• WORK REQUIRED
Repeat all the material exactly; pictures stay out of your copy.

A run of records:
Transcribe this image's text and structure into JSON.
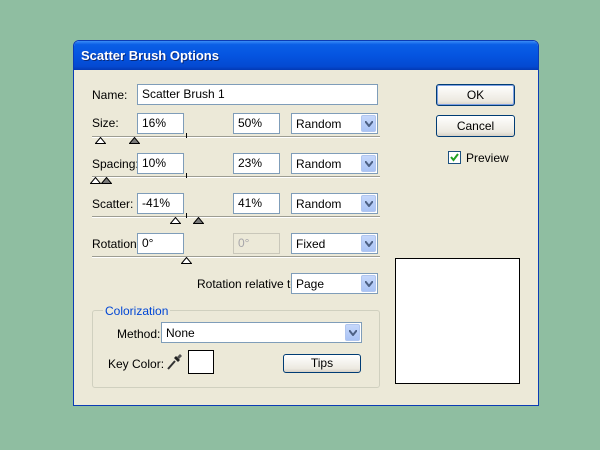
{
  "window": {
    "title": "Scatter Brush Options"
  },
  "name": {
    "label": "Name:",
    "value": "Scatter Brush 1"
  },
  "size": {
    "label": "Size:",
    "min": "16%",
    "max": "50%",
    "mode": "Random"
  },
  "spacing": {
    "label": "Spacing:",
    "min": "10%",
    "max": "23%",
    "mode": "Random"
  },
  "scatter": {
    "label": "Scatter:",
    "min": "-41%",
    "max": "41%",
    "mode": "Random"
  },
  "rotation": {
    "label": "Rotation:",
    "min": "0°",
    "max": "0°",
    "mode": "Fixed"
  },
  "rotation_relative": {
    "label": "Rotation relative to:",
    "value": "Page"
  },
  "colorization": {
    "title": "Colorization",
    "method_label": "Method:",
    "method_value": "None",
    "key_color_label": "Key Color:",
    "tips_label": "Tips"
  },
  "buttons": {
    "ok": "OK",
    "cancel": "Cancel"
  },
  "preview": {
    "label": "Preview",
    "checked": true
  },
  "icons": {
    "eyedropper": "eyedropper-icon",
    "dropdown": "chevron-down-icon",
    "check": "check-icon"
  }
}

• TASK RESULT
Transcribe this image's text and structure into JSON.
{
  "window": {
    "title": "Scatter Brush Options"
  },
  "name": {
    "label": "Name:",
    "value": "Scatter Brush 1"
  },
  "size": {
    "label": "Size:",
    "min": "16%",
    "max": "50%",
    "mode": "Random"
  },
  "spacing": {
    "label": "Spacing:",
    "min": "10%",
    "max": "23%",
    "mode": "Random"
  },
  "scatter": {
    "label": "Scatter:",
    "min": "-41%",
    "max": "41%",
    "mode": "Random"
  },
  "rotation": {
    "label": "Rotation:",
    "min": "0°",
    "max": "0°",
    "mode": "Fixed"
  },
  "rotation_relative": {
    "label": "Rotation relative to:",
    "value": "Page"
  },
  "colorization": {
    "title": "Colorization",
    "method_label": "Method:",
    "method_value": "None",
    "key_color_label": "Key Color:",
    "tips_label": "Tips"
  },
  "buttons": {
    "ok": "OK",
    "cancel": "Cancel"
  },
  "preview": {
    "label": "Preview",
    "checked": true
  },
  "icons": {
    "eyedropper": "eyedropper-icon",
    "dropdown": "chevron-down-icon",
    "check": "check-icon"
  }
}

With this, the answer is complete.